Problem:
Copy the following lines verbatim, character for character.

Data supplied:
--
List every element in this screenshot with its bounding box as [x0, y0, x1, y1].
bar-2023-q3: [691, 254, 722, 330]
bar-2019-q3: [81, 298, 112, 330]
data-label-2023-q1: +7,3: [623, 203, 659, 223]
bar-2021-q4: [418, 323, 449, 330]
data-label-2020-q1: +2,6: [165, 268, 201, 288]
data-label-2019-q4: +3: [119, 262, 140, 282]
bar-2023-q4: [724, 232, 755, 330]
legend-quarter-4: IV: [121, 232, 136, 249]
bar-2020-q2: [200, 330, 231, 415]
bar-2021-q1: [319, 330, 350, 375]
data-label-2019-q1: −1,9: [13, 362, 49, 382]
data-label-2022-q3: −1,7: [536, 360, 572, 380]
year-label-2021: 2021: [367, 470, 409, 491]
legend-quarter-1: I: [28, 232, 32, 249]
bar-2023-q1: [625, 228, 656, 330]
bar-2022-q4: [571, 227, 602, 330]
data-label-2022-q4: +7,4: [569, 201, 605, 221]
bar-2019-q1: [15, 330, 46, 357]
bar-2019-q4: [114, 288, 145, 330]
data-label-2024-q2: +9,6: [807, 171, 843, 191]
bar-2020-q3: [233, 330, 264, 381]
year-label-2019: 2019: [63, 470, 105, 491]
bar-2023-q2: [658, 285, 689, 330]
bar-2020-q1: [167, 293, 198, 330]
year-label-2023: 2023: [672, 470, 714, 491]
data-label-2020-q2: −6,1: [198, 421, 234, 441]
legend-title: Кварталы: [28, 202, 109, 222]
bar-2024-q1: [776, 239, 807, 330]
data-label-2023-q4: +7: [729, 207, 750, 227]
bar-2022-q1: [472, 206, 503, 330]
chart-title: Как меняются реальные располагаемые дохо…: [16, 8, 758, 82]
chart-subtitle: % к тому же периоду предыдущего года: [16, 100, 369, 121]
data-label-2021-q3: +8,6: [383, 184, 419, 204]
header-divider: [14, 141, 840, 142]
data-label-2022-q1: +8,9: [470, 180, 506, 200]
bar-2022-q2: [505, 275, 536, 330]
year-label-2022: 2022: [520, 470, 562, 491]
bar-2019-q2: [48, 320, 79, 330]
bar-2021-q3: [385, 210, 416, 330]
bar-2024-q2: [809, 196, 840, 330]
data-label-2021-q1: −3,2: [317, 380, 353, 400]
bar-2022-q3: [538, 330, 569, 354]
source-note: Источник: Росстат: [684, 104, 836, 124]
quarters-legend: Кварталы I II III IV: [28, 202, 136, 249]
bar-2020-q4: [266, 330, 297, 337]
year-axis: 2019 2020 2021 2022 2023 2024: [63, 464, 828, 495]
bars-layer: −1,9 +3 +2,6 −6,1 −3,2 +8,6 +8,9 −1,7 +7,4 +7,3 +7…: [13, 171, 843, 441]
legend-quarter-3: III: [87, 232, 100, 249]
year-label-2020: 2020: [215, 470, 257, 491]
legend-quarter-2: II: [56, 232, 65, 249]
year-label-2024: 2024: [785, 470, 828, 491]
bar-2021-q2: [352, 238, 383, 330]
--
Result for this exercise:
List every element in this screenshot with its bounding box as [x0, y0, x1, y1].
bar-2023-q3: [691, 254, 722, 330]
bar-2019-q3: [81, 298, 112, 330]
data-label-2023-q1: +7,3: [623, 203, 659, 223]
bar-2021-q4: [418, 323, 449, 330]
data-label-2020-q1: +2,6: [165, 268, 201, 288]
data-label-2019-q4: +3: [119, 262, 140, 282]
bar-2023-q4: [724, 232, 755, 330]
legend-quarter-4: IV: [121, 232, 136, 249]
bar-2020-q2: [200, 330, 231, 415]
bar-2021-q1: [319, 330, 350, 375]
data-label-2019-q1: −1,9: [13, 362, 49, 382]
data-label-2022-q3: −1,7: [536, 360, 572, 380]
year-label-2021: 2021: [367, 470, 409, 491]
legend-quarter-1: I: [28, 232, 32, 249]
bar-2023-q1: [625, 228, 656, 330]
bar-2022-q4: [571, 227, 602, 330]
data-label-2022-q4: +7,4: [569, 201, 605, 221]
bar-2019-q1: [15, 330, 46, 357]
bar-2019-q4: [114, 288, 145, 330]
data-label-2024-q2: +9,6: [807, 171, 843, 191]
bar-2020-q3: [233, 330, 264, 381]
year-label-2019: 2019: [63, 470, 105, 491]
bar-2023-q2: [658, 285, 689, 330]
bar-2020-q1: [167, 293, 198, 330]
year-label-2023: 2023: [672, 470, 714, 491]
data-label-2020-q2: −6,1: [198, 421, 234, 441]
legend-title: Кварталы: [28, 202, 109, 222]
bar-2024-q1: [776, 239, 807, 330]
data-label-2023-q4: +7: [729, 207, 750, 227]
bar-2022-q1: [472, 206, 503, 330]
chart-title: Как меняются реальные располагаемые дохо…: [16, 8, 758, 82]
chart-subtitle: % к тому же периоду предыдущего года: [16, 100, 369, 121]
data-label-2021-q3: +8,6: [383, 184, 419, 204]
header-divider: [14, 141, 840, 142]
data-label-2022-q1: +8,9: [470, 180, 506, 200]
bar-2022-q2: [505, 275, 536, 330]
year-label-2022: 2022: [520, 470, 562, 491]
bar-2019-q2: [48, 320, 79, 330]
bar-2021-q3: [385, 210, 416, 330]
bar-2024-q2: [809, 196, 840, 330]
data-label-2021-q1: −3,2: [317, 380, 353, 400]
bar-2022-q3: [538, 330, 569, 354]
source-note: Источник: Росстат: [684, 104, 836, 124]
quarters-legend: Кварталы I II III IV: [28, 202, 136, 249]
bar-2020-q4: [266, 330, 297, 337]
year-axis: 2019 2020 2021 2022 2023 2024: [63, 464, 828, 495]
bars-layer: −1,9 +3 +2,6 −6,1 −3,2 +8,6 +8,9 −1,7 +7,4 +7,3 +7…: [13, 171, 843, 441]
legend-quarter-3: III: [87, 232, 100, 249]
year-label-2020: 2020: [215, 470, 257, 491]
legend-quarter-2: II: [56, 232, 65, 249]
year-label-2024: 2024: [785, 470, 828, 491]
bar-2021-q2: [352, 238, 383, 330]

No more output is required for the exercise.